§ Problem details:
Check the listing below for lines with the word "Choice" and say how many there are, with nothing but the number.
********
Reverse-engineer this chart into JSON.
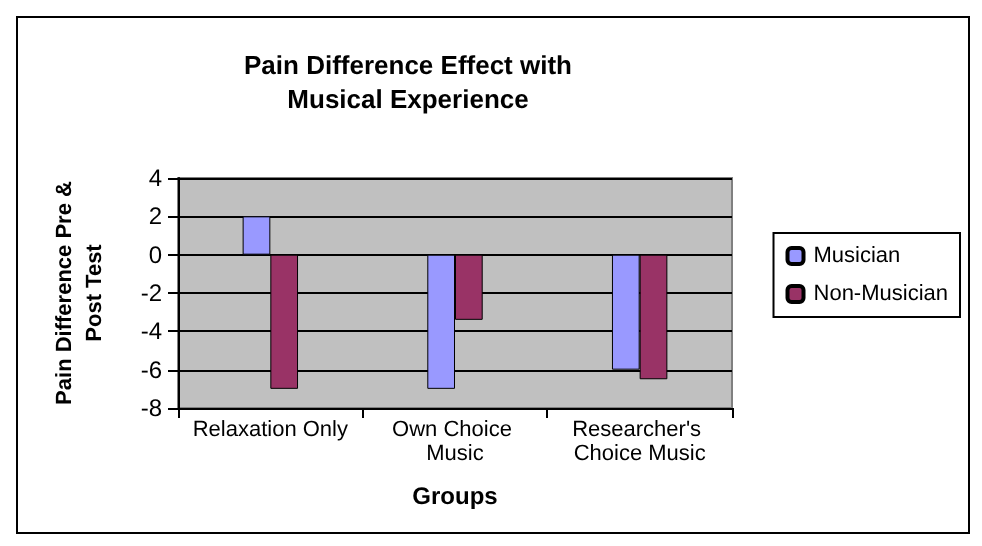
{
  "chart_data": {
    "type": "bar",
    "title": "Pain Difference Effect with\nMusical Experience",
    "xlabel": "Groups",
    "ylabel": "Pain Difference Pre &\nPost Test",
    "categories": [
      "Relaxation Only",
      "Own Choice Music",
      "Researcher's Choice Music"
    ],
    "series": [
      {
        "name": "Musician",
        "color": "#9999ff",
        "values": [
          2,
          -7,
          -6
        ]
      },
      {
        "name": "Non-Musician",
        "color": "#993366",
        "values": [
          -7,
          -3.4,
          -6.5
        ]
      }
    ],
    "ylim": [
      -8,
      4
    ],
    "yticks": [
      -8,
      -6,
      -4,
      -2,
      0,
      2,
      4
    ],
    "grid": "y",
    "legend": "right"
  }
}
********
§ The output:
2